- What to do -
Count up the lines in the following listing that hold the word "votaría", then give only that count.

- Source data -
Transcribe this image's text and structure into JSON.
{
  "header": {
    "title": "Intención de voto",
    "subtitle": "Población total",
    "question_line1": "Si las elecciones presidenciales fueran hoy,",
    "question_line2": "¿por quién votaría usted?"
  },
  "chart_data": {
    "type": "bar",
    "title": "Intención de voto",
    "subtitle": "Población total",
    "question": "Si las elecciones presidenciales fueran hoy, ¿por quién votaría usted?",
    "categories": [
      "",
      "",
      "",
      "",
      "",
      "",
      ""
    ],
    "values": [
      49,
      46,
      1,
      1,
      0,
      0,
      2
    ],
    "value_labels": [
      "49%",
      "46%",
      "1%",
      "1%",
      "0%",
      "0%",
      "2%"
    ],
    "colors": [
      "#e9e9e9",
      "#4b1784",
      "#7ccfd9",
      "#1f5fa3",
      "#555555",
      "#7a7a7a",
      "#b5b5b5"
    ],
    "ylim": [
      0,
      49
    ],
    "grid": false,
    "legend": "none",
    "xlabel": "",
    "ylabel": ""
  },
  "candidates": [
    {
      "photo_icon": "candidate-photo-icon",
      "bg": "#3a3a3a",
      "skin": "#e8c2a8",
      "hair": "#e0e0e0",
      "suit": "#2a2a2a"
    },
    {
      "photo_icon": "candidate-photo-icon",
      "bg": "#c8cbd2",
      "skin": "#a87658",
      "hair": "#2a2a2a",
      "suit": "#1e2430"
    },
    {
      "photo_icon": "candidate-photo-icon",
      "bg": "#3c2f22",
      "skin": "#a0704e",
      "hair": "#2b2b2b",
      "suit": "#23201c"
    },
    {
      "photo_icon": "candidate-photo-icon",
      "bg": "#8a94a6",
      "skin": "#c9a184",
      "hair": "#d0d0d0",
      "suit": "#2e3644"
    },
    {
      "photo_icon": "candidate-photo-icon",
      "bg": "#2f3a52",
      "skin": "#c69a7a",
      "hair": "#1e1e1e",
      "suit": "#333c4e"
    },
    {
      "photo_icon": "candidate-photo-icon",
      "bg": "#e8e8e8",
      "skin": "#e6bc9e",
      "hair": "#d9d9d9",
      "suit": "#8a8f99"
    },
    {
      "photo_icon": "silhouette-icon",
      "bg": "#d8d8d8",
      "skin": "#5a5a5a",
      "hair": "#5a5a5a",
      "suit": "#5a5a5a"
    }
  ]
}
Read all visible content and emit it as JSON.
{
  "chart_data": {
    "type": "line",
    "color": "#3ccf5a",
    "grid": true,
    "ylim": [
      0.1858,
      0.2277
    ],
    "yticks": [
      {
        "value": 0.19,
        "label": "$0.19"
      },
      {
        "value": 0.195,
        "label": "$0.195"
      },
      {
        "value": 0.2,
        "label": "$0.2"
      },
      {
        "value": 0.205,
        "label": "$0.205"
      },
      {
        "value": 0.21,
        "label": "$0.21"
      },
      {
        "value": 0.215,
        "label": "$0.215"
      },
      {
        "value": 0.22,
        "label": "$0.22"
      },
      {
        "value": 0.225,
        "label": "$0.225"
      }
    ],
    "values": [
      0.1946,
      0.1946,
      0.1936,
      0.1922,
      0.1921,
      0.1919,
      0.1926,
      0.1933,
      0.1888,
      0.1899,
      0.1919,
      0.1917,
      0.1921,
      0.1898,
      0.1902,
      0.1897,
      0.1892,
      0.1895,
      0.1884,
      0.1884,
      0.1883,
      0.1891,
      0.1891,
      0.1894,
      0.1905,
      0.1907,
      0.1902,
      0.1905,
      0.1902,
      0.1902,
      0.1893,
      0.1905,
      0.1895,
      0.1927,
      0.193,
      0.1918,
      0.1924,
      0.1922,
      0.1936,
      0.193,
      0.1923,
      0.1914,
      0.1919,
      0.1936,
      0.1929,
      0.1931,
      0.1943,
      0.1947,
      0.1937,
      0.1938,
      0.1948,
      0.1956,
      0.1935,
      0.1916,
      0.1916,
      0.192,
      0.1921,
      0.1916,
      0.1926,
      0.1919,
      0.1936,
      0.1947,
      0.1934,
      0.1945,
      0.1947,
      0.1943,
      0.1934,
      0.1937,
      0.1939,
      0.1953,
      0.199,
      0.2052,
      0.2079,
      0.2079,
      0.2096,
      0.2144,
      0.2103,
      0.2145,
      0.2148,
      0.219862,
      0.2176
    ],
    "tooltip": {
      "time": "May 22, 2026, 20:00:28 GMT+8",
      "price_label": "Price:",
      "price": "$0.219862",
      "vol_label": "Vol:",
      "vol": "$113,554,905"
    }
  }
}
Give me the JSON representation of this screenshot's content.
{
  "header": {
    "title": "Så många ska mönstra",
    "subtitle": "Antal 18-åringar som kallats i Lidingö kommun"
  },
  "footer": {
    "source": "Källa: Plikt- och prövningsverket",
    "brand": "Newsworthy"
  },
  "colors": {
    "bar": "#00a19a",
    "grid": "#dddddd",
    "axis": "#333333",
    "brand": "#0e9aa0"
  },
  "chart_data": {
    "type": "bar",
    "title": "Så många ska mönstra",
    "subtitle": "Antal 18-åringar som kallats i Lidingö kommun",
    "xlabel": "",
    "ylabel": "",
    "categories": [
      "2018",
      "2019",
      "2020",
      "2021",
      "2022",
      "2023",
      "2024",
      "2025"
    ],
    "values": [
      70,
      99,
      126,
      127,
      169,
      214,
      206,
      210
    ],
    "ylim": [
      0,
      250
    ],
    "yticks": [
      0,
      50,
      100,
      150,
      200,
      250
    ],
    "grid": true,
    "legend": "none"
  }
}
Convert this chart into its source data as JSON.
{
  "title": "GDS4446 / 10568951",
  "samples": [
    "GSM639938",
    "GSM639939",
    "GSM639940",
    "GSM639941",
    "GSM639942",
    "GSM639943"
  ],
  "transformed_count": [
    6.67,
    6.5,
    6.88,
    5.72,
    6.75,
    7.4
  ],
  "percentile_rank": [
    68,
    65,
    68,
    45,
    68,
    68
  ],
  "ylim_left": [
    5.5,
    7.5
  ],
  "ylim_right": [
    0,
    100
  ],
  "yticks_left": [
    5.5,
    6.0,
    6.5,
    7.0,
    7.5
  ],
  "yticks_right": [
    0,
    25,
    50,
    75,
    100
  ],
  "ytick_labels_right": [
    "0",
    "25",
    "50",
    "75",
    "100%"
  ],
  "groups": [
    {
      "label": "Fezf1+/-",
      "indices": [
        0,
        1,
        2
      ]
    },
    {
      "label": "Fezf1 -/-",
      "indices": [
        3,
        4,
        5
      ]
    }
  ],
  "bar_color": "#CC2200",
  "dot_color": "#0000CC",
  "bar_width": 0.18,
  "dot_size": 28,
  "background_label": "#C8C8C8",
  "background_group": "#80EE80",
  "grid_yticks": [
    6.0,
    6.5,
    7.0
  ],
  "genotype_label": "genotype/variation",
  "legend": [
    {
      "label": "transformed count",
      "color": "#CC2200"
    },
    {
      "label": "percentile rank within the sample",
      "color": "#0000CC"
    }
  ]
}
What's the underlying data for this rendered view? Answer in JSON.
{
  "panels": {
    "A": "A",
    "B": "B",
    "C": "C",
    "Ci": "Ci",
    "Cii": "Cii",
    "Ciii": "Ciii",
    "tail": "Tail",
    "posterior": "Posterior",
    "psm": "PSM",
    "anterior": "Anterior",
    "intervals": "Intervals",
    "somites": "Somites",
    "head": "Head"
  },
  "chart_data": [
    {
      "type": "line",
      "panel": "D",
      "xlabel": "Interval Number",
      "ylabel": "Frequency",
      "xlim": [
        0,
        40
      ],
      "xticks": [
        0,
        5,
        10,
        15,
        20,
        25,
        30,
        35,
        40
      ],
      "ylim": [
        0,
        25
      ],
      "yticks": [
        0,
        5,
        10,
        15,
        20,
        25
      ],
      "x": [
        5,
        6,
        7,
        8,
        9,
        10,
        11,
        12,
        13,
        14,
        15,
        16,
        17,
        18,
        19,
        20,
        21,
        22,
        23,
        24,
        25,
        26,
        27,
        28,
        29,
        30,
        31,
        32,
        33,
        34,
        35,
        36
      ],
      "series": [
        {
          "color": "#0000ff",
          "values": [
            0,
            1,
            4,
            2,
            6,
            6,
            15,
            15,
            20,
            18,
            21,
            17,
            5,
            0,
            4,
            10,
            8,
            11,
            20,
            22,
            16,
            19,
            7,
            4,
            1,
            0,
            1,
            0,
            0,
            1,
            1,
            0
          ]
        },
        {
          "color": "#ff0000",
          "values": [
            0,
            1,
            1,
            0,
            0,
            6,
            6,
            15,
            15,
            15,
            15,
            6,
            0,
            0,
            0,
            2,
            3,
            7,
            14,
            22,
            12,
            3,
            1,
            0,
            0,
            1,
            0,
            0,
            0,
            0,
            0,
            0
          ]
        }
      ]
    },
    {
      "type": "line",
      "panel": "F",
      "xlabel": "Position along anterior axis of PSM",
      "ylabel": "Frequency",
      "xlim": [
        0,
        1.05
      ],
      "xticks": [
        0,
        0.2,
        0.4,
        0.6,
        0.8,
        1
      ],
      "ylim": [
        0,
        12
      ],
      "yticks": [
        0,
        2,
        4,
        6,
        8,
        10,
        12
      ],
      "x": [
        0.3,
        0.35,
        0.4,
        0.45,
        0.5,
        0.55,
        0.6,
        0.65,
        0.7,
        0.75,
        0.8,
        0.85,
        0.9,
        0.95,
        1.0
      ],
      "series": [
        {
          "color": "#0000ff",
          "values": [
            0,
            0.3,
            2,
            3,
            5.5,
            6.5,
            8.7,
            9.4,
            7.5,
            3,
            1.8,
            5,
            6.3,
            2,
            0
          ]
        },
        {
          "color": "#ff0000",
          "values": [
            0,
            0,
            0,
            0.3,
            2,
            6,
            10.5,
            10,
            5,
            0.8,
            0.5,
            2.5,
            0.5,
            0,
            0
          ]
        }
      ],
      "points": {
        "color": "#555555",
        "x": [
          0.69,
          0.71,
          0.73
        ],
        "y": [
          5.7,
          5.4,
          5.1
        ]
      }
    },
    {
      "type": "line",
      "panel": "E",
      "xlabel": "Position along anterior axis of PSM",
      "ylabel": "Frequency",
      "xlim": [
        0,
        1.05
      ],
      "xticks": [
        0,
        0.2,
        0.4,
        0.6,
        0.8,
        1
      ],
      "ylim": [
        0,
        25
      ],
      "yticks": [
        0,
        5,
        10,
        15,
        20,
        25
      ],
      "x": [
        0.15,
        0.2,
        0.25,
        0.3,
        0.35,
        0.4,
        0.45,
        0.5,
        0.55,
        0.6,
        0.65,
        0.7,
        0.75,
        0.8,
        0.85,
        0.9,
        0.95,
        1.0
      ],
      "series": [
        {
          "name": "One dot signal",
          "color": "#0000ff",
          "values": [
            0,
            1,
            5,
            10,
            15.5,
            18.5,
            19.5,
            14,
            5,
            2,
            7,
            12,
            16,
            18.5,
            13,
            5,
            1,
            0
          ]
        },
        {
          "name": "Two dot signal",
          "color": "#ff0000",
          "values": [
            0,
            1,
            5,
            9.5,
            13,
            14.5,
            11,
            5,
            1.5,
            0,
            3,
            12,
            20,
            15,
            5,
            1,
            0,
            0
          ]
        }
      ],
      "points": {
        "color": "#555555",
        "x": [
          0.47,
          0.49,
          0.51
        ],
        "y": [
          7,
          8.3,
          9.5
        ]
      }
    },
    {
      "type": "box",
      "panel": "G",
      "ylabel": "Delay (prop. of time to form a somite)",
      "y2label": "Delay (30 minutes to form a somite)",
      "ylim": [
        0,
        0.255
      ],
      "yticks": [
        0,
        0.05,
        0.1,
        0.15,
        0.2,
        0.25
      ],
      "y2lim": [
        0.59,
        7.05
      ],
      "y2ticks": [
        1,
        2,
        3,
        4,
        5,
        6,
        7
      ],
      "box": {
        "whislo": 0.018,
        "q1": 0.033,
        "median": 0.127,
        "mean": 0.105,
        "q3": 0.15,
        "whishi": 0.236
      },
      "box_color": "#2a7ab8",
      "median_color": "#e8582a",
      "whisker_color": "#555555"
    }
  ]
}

- Result -
2